### What is required
Lines containing the string "Enter" are to be counted; report only how many there are.
# Exercise inputs start
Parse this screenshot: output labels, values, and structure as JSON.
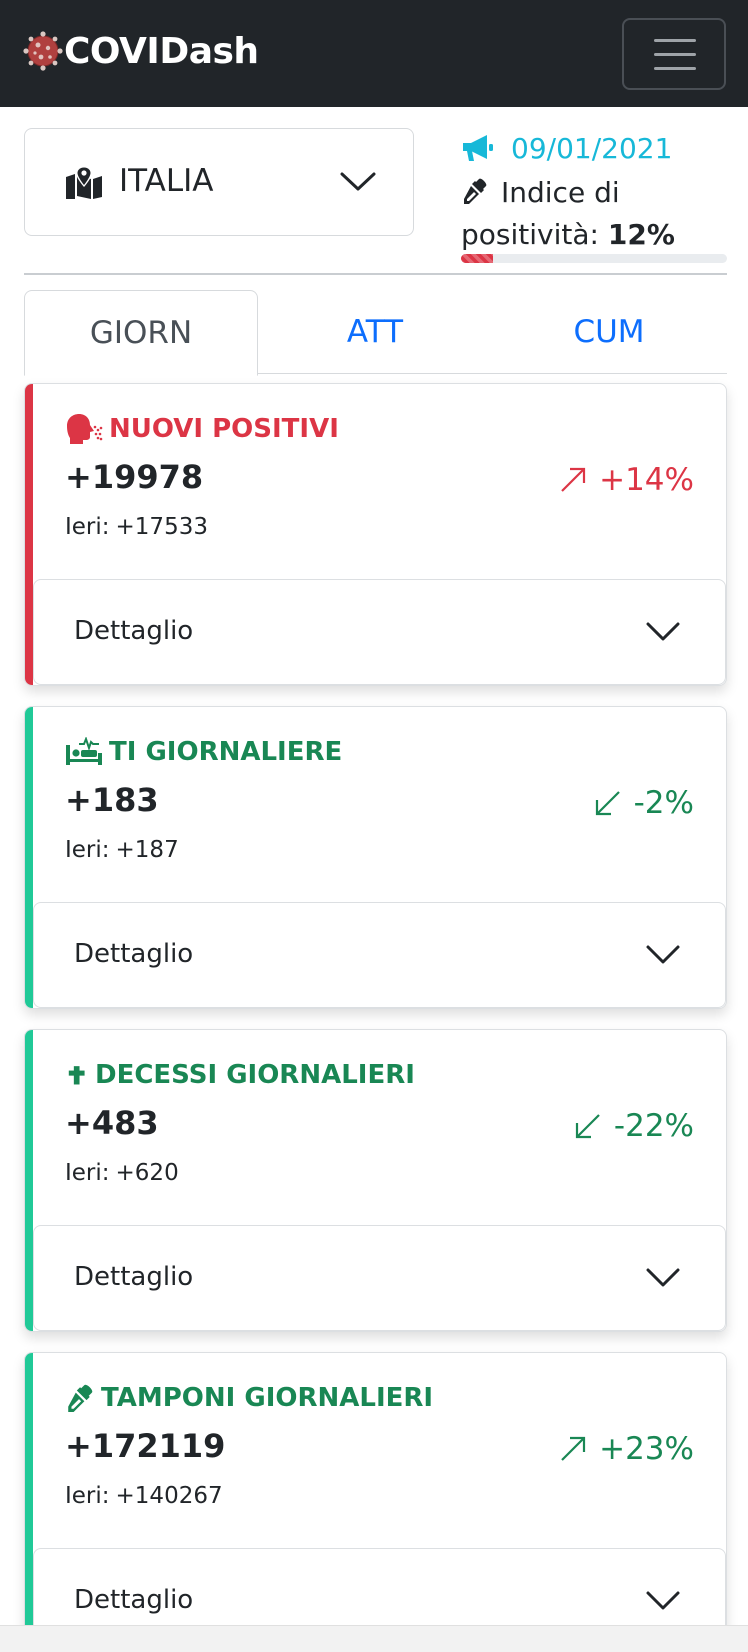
{
  "navbar": {
    "brand": "COVIDash",
    "menu_icon": "hamburger-menu-icon"
  },
  "region": {
    "label": "ITALIA",
    "icon": "map-marked-icon"
  },
  "info": {
    "date": "09/01/2021",
    "index_label": "Indice di positività:",
    "index_value": "12%",
    "progress_fraction": 0.12,
    "date_color": "#17b8d8"
  },
  "tabs": [
    {
      "label": "GIORN",
      "active": true
    },
    {
      "label": "ATT",
      "active": false
    },
    {
      "label": "CUM",
      "active": false
    }
  ],
  "cards": [
    {
      "title": "NUOVI POSITIVI",
      "icon": "head-cough-icon",
      "value": "+19978",
      "ieri_label": "Ieri:",
      "ieri_value": "+17533",
      "trend": "+14%",
      "trend_dir": "up",
      "color": "#dc3545",
      "detail_label": "Dettaglio"
    },
    {
      "title": "TI GIORNALIERE",
      "icon": "procedures-bed-icon",
      "value": "+183",
      "ieri_label": "Ieri:",
      "ieri_value": "+187",
      "trend": "-2%",
      "trend_dir": "down",
      "color": "#198754",
      "detail_label": "Dettaglio"
    },
    {
      "title": "DECESSI GIORNALIERI",
      "icon": "cross-icon",
      "value": "+483",
      "ieri_label": "Ieri:",
      "ieri_value": "+620",
      "trend": "-22%",
      "trend_dir": "down",
      "color": "#198754",
      "detail_label": "Dettaglio"
    },
    {
      "title": "TAMPONI GIORNALIERI",
      "icon": "eye-dropper-icon",
      "value": "+172119",
      "ieri_label": "Ieri:",
      "ieri_value": "+140267",
      "trend": "+23%",
      "trend_dir": "up",
      "color": "#198754",
      "detail_label": "Dettaglio"
    }
  ],
  "colors": {
    "accent_green": "#20c997",
    "accent_red": "#dc3545"
  }
}
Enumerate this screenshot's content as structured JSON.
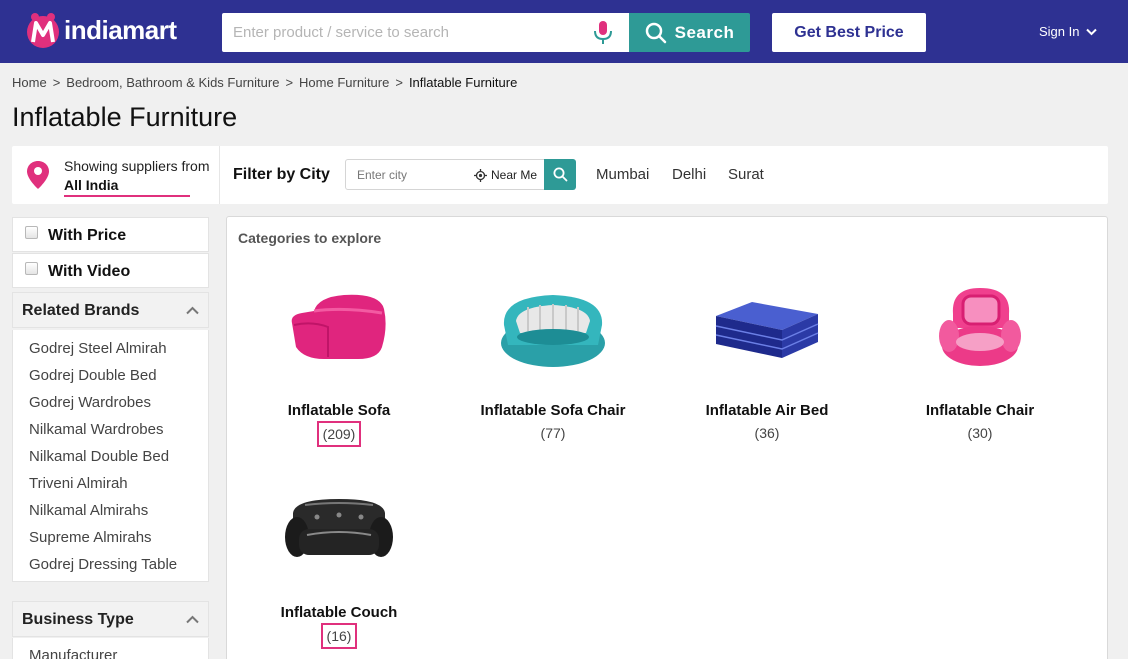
{
  "header": {
    "logo_text": "indiamart",
    "search_placeholder": "Enter product / service to search",
    "search_button": "Search",
    "best_price_button": "Get Best Price",
    "sign_in": "Sign In",
    "colors": {
      "bar": "#2e3192",
      "accent": "#2e9a96",
      "brand_pink": "#e0307d"
    }
  },
  "breadcrumb": [
    "Home",
    "Bedroom, Bathroom & Kids Furniture",
    "Home Furniture",
    "Inflatable Furniture"
  ],
  "page_title": "Inflatable Furniture",
  "location": {
    "line1": "Showing suppliers from",
    "line2": "All India"
  },
  "filter": {
    "label": "Filter by City",
    "city_placeholder": "Enter city",
    "near_me": "Near Me",
    "cities": [
      "Mumbai",
      "Delhi",
      "Surat"
    ]
  },
  "sidebar": {
    "with_price": "With Price",
    "with_video": "With Video",
    "related_brands_title": "Related Brands",
    "brands": [
      "Godrej Steel Almirah",
      "Godrej Double Bed",
      "Godrej Wardrobes",
      "Nilkamal Wardrobes",
      "Nilkamal Double Bed",
      "Triveni Almirah",
      "Nilkamal Almirahs",
      "Supreme Almirahs",
      "Godrej Dressing Table"
    ],
    "business_type_title": "Business Type",
    "business_types": [
      "Manufacturer"
    ]
  },
  "categories": {
    "heading": "Categories to explore",
    "items": [
      {
        "name": "Inflatable Sofa",
        "count": "(209)",
        "icon": "pink-inflatable-sofa-image"
      },
      {
        "name": "Inflatable Sofa Chair",
        "count": "(77)",
        "icon": "teal-inflatable-sofa-chair-image"
      },
      {
        "name": "Inflatable Air Bed",
        "count": "(36)",
        "icon": "blue-air-bed-image"
      },
      {
        "name": "Inflatable Chair",
        "count": "(30)",
        "icon": "pink-inflatable-chair-image"
      },
      {
        "name": "Inflatable Couch",
        "count": "(16)",
        "icon": "black-inflatable-couch-image"
      }
    ]
  }
}
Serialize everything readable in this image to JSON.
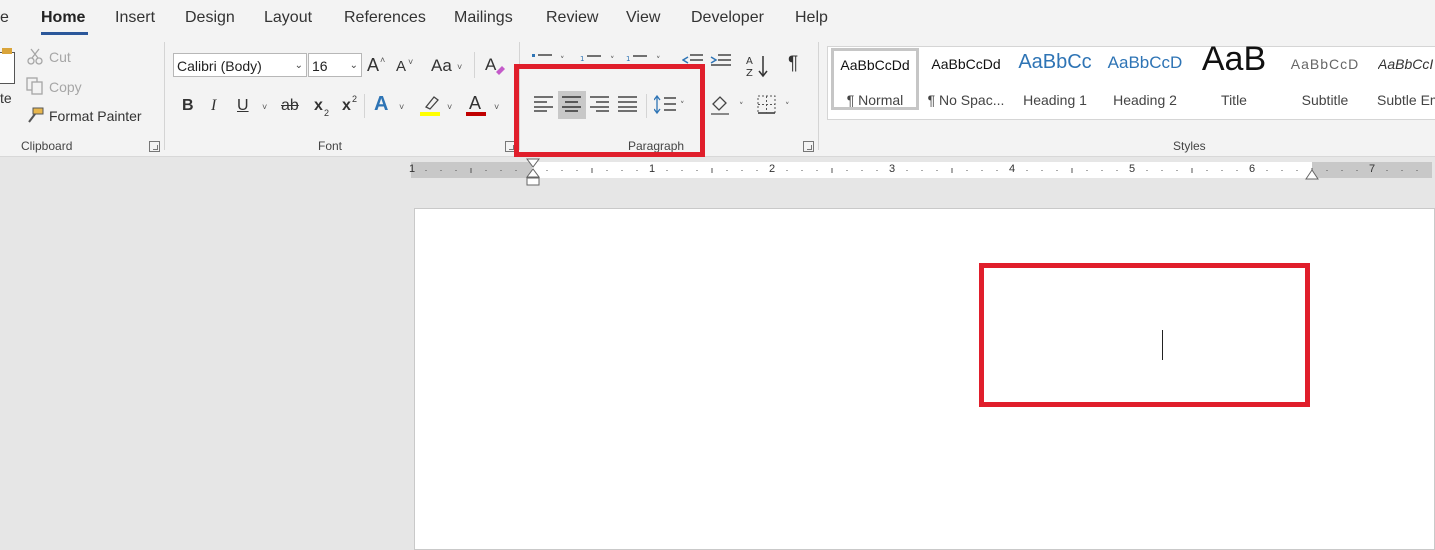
{
  "tabs": [
    {
      "label": "e",
      "active": false
    },
    {
      "label": "Home",
      "active": true
    },
    {
      "label": "Insert",
      "active": false
    },
    {
      "label": "Design",
      "active": false
    },
    {
      "label": "Layout",
      "active": false
    },
    {
      "label": "References",
      "active": false
    },
    {
      "label": "Mailings",
      "active": false
    },
    {
      "label": "Review",
      "active": false
    },
    {
      "label": "View",
      "active": false
    },
    {
      "label": "Developer",
      "active": false
    },
    {
      "label": "Help",
      "active": false
    }
  ],
  "clipboard": {
    "paste_label": "te",
    "cut_label": "Cut",
    "copy_label": "Copy",
    "format_painter_label": "Format Painter",
    "group_label": "Clipboard"
  },
  "font": {
    "family": "Calibri (Body)",
    "size": "16",
    "bold": "B",
    "italic": "I",
    "underline": "U",
    "strikethrough": "ab",
    "subscript": "x",
    "superscript": "x",
    "change_case": "Aa",
    "grow": "A",
    "shrink": "A",
    "text_effects": "A",
    "font_color": "A",
    "group_label": "Font"
  },
  "paragraph": {
    "group_label": "Paragraph",
    "pilcrow": "¶"
  },
  "styles": {
    "group_label": "Styles",
    "items": [
      {
        "preview": "AaBbCcDd",
        "name": "¶ Normal"
      },
      {
        "preview": "AaBbCcDd",
        "name": "¶ No Spac..."
      },
      {
        "preview": "AaBbCc",
        "name": "Heading 1"
      },
      {
        "preview": "AaBbCcD",
        "name": "Heading 2"
      },
      {
        "preview": "AaB",
        "name": "Title"
      },
      {
        "preview": "AaBbCcD",
        "name": "Subtitle"
      },
      {
        "preview": "AaBbCcI",
        "name": "Subtle Em"
      }
    ]
  },
  "ruler": {
    "numbers": [
      "1",
      "1",
      "2",
      "3",
      "4",
      "5",
      "6",
      "7"
    ]
  },
  "colors": {
    "accent": "#2b579a",
    "highlight_box": "#e01e2b",
    "font_color_bar": "#c00000",
    "highlight_bar": "#ffff00"
  }
}
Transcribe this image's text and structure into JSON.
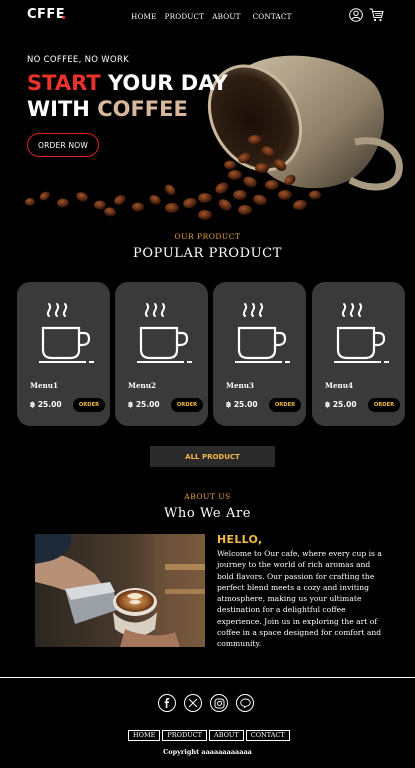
{
  "brand": {
    "logo": "CFFE"
  },
  "nav": {
    "links": [
      "HOME",
      "PRODUCT",
      "ABOUT",
      "CONTACT"
    ]
  },
  "icons": {
    "user": "user-icon",
    "cart": "cart-icon"
  },
  "hero": {
    "tagline": "NO COFFEE, NO WORK",
    "title_word_red": "START",
    "title_rest_line1": "YOUR DAY",
    "title_with": "WITH",
    "title_word_beige": "COFFEE",
    "cta": "ORDER NOW"
  },
  "products_section": {
    "eyebrow": "OUR PRODUCT",
    "title": "POPULAR PRODUCT",
    "items": [
      {
        "name": "Menu1",
        "price": "฿ 25.00",
        "order": "ORDER"
      },
      {
        "name": "Menu2",
        "price": "฿ 25.00",
        "order": "ORDER"
      },
      {
        "name": "Menu3",
        "price": "฿ 25.00",
        "order": "ORDER"
      },
      {
        "name": "Menu4",
        "price": "฿ 25.00",
        "order": "ORDER"
      }
    ],
    "all_button": "ALL PRODUCT"
  },
  "about": {
    "eyebrow": "ABOUT US",
    "title": "Who We Are",
    "greeting": "HELLO,",
    "body": "Welcome to Our cafe, where every cup is a journey to the world of rich aromas and bold flavors. Our passion for crafting the perfect blend meets a cozy and inviting atmosphere, making us your ultimate destination for a delightful coffee experience. Join us in exploring the art of coffee in a space designed for comfort and community."
  },
  "footer": {
    "socials": [
      "facebook-icon",
      "x-icon",
      "instagram-icon",
      "line-icon"
    ],
    "links": [
      "HOME",
      "PRODUCT",
      "ABOUT",
      "CONTACT"
    ],
    "copyright": "Copyright aaaaaaaaaaaa"
  },
  "colors": {
    "accent_red": "#e8322c",
    "accent_gold": "#f2b94b",
    "card_bg": "#3a3a3a"
  }
}
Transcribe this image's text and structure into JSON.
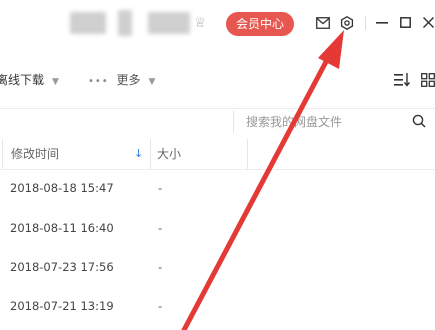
{
  "titlebar": {
    "member_label": "会员中心",
    "icons": [
      "vip-icon",
      "mail-icon",
      "settings-icon",
      "minimize-icon",
      "maximize-icon",
      "close-icon"
    ]
  },
  "toolbar": {
    "offline_download_label": "离线下载",
    "more_label": "更多",
    "more_prefix": "•••",
    "sort_icon": "sort-icon",
    "grid_icon": "grid-view-icon"
  },
  "search": {
    "placeholder": "搜索我的网盘文件",
    "icon": "search-icon"
  },
  "table": {
    "columns": {
      "modified": "修改时间",
      "size": "大小"
    },
    "rows": [
      {
        "modified": "2018-08-18 15:47",
        "size": "-"
      },
      {
        "modified": "2018-08-11 16:40",
        "size": "-"
      },
      {
        "modified": "2018-07-23 17:56",
        "size": "-"
      },
      {
        "modified": "2018-07-21 13:19",
        "size": "-"
      }
    ]
  },
  "annotation": {
    "color": "#e53935"
  },
  "colors": {
    "accent": "#e8574f",
    "sort_arrow": "#2b7de9"
  }
}
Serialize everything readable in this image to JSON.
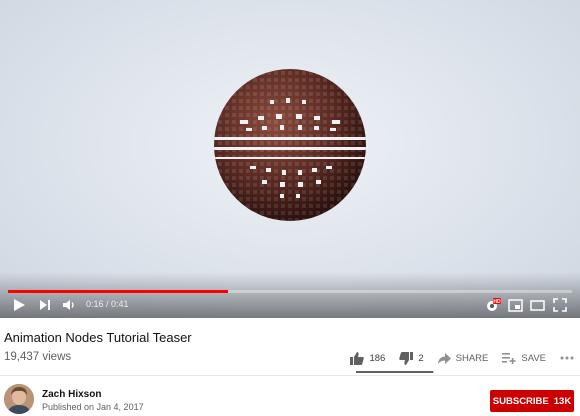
{
  "player": {
    "progress_fraction": 0.39,
    "time_current": "0:16",
    "time_separator": " / ",
    "time_total": "0:41",
    "icons": [
      "play-icon",
      "next-icon",
      "volume-icon",
      "settings-hd-icon",
      "miniplayer-icon",
      "theater-mode-icon",
      "fullscreen-icon"
    ],
    "hd_badge": "HD",
    "accent_color": "#ff0000"
  },
  "video": {
    "title": "Animation Nodes Tutorial Teaser",
    "views": "19,437 views"
  },
  "actions": {
    "likes": "186",
    "dislikes": "2",
    "share_label": "SHARE",
    "save_label": "SAVE",
    "like_fraction": 0.99
  },
  "channel": {
    "name": "Zach Hixson",
    "published": "Published on Jan 4, 2017",
    "subscribe_label": "SUBSCRIBE",
    "subscriber_count": "13K",
    "subscribe_color": "#cc0000"
  }
}
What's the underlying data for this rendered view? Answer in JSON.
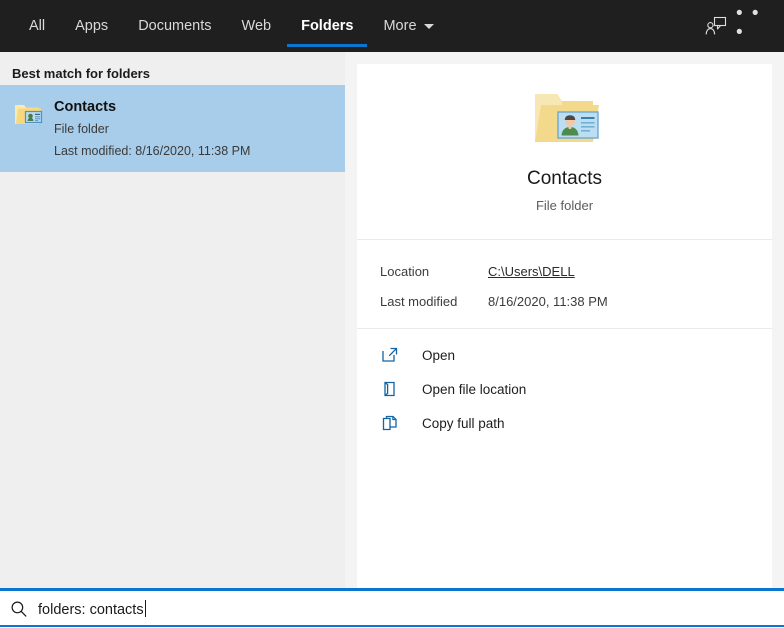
{
  "topbar": {
    "tabs": [
      {
        "label": "All",
        "active": false
      },
      {
        "label": "Apps",
        "active": false
      },
      {
        "label": "Documents",
        "active": false
      },
      {
        "label": "Web",
        "active": false
      },
      {
        "label": "Folders",
        "active": true
      },
      {
        "label": "More",
        "active": false
      }
    ],
    "feedback_icon": "feedback-person-icon",
    "more_options": "• • •",
    "accent_color": "#0b76cf",
    "background_color": "#1f1f1f"
  },
  "results": {
    "group_header": "Best match for folders",
    "selected_color": "#a8cdea",
    "items": [
      {
        "title": "Contacts",
        "subtitle": "File folder",
        "meta": "Last modified: 8/16/2020, 11:38 PM",
        "icon": "contacts-folder-icon",
        "selected": true
      }
    ]
  },
  "preview": {
    "icon": "contacts-folder-icon",
    "title": "Contacts",
    "subtitle": "File folder",
    "details": [
      {
        "label": "Location",
        "value": "C:\\Users\\DELL",
        "is_link": true
      },
      {
        "label": "Last modified",
        "value": "8/16/2020, 11:38 PM",
        "is_link": false
      }
    ],
    "actions": [
      {
        "label": "Open",
        "icon": "open-external-icon"
      },
      {
        "label": "Open file location",
        "icon": "folder-location-icon"
      },
      {
        "label": "Copy full path",
        "icon": "copy-page-icon"
      }
    ]
  },
  "search": {
    "icon": "search-icon",
    "value": "folders: contacts",
    "placeholder": "Type here to search",
    "border_color": "#0b76cf"
  }
}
# Exercise inputs end
### Solution to this exercise
2